In the copy, keep every record exact and leave out all images.
— BEGIN Information shown —
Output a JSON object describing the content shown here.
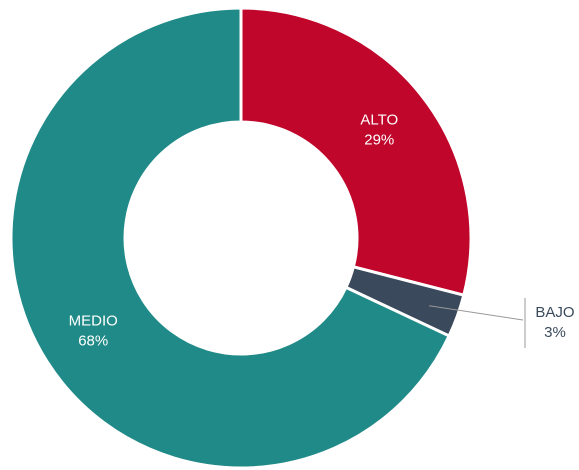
{
  "chart_data": {
    "type": "donut",
    "categories": [
      "ALTO",
      "BAJO",
      "MEDIO"
    ],
    "values": [
      29,
      3,
      68
    ],
    "value_labels": [
      "29%",
      "3%",
      "68%"
    ],
    "colors": [
      "#c0062b",
      "#3a4a5c",
      "#1f8a87"
    ]
  }
}
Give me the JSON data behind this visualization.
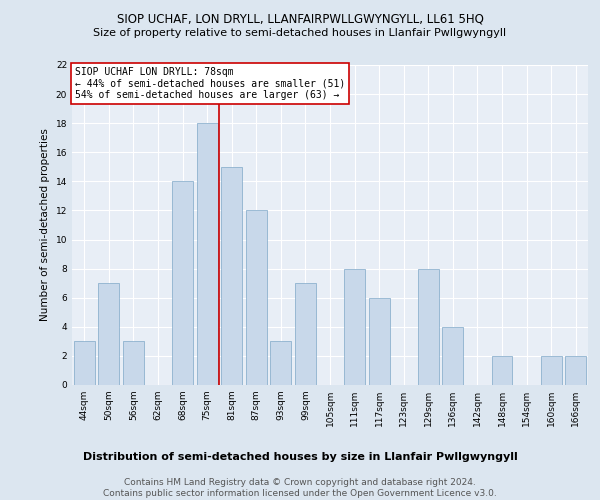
— END Information shown —
- Solution -
Output a JSON object describing the content shown here.
{
  "chart_data": {
    "type": "donut",
    "categories": [
      "ALTO",
      "BAJO",
      "MEDIO"
    ],
    "values": [
      29,
      3,
      68
    ],
    "value_labels": [
      "29%",
      "3%",
      "68%"
    ],
    "colors": [
      "#c0062b",
      "#3a4a5c",
      "#1f8a87"
    ]
  }
}
Give me the JSON data behind this visualization.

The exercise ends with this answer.